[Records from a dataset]
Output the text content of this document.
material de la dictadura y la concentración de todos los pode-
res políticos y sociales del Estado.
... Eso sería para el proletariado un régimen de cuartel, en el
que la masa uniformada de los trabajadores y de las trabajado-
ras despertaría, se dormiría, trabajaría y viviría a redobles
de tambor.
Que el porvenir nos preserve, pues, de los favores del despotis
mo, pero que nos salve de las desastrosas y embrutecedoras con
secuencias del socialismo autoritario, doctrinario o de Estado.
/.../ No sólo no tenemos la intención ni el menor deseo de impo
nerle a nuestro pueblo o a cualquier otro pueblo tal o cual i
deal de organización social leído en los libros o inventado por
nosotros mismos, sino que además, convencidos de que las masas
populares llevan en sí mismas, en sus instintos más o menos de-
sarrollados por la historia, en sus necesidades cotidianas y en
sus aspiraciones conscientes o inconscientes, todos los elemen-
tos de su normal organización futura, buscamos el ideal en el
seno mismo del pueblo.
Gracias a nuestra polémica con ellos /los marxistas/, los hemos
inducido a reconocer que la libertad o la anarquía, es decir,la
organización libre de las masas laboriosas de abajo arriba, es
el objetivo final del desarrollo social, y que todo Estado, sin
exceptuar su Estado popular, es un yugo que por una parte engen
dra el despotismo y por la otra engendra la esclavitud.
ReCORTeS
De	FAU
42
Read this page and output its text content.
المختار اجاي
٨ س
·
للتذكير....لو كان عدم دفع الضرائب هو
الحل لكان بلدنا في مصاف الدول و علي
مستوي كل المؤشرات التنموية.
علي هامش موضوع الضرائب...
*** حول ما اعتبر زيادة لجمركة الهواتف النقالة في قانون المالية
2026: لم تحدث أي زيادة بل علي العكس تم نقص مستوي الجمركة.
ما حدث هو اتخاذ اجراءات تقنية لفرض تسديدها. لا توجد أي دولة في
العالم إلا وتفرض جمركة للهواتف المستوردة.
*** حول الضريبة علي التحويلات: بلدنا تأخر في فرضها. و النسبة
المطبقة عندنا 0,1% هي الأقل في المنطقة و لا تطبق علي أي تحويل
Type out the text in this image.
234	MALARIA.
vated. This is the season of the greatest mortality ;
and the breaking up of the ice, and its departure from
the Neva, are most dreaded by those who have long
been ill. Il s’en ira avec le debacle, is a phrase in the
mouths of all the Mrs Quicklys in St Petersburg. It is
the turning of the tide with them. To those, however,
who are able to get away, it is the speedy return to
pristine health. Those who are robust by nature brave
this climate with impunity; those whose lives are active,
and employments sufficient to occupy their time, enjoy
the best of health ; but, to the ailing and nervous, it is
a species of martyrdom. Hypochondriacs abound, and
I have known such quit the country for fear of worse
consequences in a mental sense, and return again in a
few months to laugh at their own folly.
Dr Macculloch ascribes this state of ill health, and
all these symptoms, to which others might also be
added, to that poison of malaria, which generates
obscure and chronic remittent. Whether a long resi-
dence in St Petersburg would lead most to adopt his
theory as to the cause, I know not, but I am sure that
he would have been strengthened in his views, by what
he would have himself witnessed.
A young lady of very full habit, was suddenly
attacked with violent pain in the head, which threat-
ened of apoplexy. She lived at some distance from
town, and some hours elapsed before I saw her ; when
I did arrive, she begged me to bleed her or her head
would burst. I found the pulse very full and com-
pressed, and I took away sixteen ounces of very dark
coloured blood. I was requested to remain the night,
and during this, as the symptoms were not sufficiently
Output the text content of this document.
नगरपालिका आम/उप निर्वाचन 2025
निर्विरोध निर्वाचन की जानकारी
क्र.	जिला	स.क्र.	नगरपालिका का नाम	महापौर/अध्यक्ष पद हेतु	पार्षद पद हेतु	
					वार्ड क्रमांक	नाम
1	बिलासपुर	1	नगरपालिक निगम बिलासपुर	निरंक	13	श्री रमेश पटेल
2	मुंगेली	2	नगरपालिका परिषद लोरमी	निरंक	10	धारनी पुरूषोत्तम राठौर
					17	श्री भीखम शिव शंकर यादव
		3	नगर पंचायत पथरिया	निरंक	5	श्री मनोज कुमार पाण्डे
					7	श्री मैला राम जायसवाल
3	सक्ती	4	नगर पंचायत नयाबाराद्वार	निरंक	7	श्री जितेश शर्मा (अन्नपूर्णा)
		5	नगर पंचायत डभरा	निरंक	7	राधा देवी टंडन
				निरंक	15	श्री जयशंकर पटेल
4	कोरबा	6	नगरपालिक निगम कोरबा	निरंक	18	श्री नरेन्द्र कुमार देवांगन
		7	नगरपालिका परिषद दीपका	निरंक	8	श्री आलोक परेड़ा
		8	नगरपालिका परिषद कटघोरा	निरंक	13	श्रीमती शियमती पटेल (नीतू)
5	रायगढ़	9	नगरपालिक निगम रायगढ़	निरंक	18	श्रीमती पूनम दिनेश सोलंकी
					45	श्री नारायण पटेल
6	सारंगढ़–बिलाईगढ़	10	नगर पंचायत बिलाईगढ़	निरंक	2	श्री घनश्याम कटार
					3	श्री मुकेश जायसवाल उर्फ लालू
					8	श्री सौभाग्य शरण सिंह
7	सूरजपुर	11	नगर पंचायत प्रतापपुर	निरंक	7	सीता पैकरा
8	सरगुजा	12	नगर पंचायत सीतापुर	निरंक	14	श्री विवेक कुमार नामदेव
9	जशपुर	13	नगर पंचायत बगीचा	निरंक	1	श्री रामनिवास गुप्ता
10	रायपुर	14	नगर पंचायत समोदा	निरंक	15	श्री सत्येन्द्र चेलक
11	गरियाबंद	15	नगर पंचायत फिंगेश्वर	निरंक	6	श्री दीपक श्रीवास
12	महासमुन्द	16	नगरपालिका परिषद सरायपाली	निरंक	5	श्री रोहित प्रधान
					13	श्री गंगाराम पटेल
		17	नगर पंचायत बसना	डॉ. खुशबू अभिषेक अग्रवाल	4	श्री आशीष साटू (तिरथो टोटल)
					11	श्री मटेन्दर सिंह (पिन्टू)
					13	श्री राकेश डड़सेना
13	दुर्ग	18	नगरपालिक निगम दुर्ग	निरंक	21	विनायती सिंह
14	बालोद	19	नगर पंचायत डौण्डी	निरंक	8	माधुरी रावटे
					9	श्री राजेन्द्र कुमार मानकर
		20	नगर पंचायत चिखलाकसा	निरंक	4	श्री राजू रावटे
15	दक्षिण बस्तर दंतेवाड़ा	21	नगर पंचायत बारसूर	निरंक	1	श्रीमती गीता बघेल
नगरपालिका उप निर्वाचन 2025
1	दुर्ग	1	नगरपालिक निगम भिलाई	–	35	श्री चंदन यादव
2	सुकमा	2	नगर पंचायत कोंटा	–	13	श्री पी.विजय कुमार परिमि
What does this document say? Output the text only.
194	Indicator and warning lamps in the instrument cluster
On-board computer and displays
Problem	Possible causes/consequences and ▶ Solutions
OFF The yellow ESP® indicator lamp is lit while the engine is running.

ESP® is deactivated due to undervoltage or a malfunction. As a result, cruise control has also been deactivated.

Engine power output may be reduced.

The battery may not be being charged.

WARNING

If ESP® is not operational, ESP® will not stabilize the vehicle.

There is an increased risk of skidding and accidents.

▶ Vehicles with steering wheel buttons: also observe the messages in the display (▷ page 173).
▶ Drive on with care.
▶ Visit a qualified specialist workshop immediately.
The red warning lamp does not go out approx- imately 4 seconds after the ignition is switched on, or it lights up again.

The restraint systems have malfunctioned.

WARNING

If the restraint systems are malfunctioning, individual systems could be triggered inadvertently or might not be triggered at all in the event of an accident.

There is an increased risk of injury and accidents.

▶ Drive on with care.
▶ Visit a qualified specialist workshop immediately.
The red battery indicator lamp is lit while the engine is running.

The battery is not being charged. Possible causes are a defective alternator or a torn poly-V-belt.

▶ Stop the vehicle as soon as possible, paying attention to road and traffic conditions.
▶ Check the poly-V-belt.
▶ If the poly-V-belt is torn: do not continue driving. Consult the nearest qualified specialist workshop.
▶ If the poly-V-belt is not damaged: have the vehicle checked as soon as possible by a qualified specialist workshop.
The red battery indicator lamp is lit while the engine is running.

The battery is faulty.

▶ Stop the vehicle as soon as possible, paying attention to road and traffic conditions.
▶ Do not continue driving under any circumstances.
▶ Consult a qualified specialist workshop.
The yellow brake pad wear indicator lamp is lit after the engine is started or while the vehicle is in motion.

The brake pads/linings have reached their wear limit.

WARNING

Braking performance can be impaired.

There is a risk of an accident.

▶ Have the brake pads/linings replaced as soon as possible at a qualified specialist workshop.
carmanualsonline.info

◆ Instruction
Your task is to gather all lines from the entries above that hold the word "with".

◆ Final answer
the turning of the tide with them. To those, however,
this climate with impunity; those whose lives are active,
attacked with violent pain in the head, which threat-
▶ Vehicles with steering wheel buttons: also observe the messages in the display (▷ page 173).
▶ Drive on with care.
▶ Drive on with care.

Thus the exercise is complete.